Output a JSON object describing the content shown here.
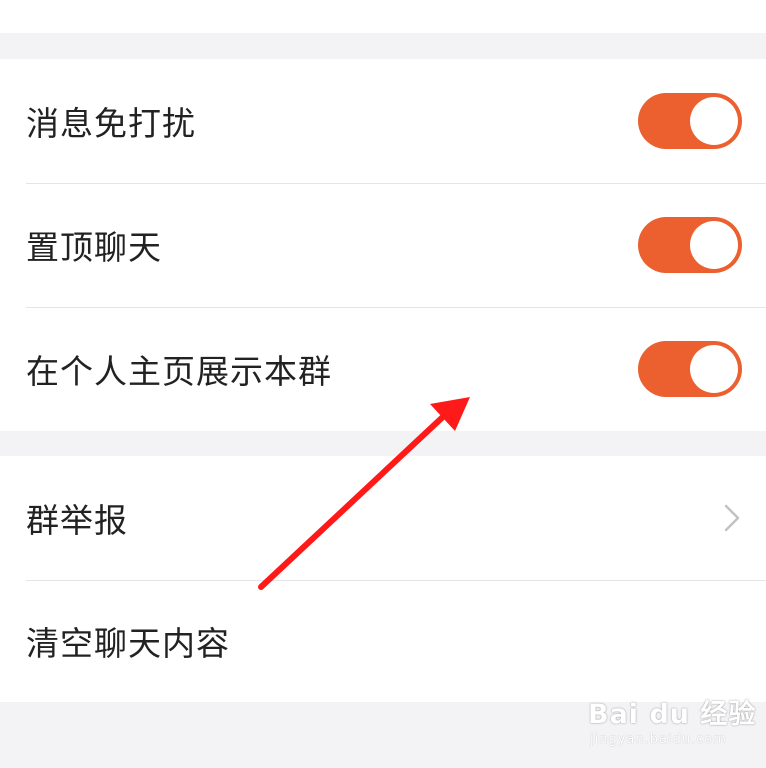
{
  "settings_group": {
    "items": [
      {
        "label": "消息免打扰",
        "toggle_on": true
      },
      {
        "label": "置顶聊天",
        "toggle_on": true
      },
      {
        "label": "在个人主页展示本群",
        "toggle_on": true
      }
    ]
  },
  "actions_group": {
    "items": [
      {
        "label": "群举报",
        "icon": "chevron-right-icon"
      },
      {
        "label": "清空聊天内容"
      }
    ]
  },
  "watermark": {
    "main": "Bai du 经验",
    "sub": "jingyan.baidu.com"
  },
  "colors": {
    "accent": "#ec5f2e",
    "annotation_arrow": "#ff1a1a",
    "background": "#f3f3f5",
    "row_background": "#ffffff",
    "divider": "#e4e4e6"
  }
}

Directions for this task: Leave the pictures out and output the rest of the listing exactly.

Written reply:
Output a JSON object describing the content shown here.
{
  "settings_group": {
    "items": [
      {
        "label": "消息免打扰",
        "toggle_on": true
      },
      {
        "label": "置顶聊天",
        "toggle_on": true
      },
      {
        "label": "在个人主页展示本群",
        "toggle_on": true
      }
    ]
  },
  "actions_group": {
    "items": [
      {
        "label": "群举报",
        "icon": "chevron-right-icon"
      },
      {
        "label": "清空聊天内容"
      }
    ]
  },
  "watermark": {
    "main": "Bai du 经验",
    "sub": "jingyan.baidu.com"
  },
  "colors": {
    "accent": "#ec5f2e",
    "annotation_arrow": "#ff1a1a",
    "background": "#f3f3f5",
    "row_background": "#ffffff",
    "divider": "#e4e4e6"
  }
}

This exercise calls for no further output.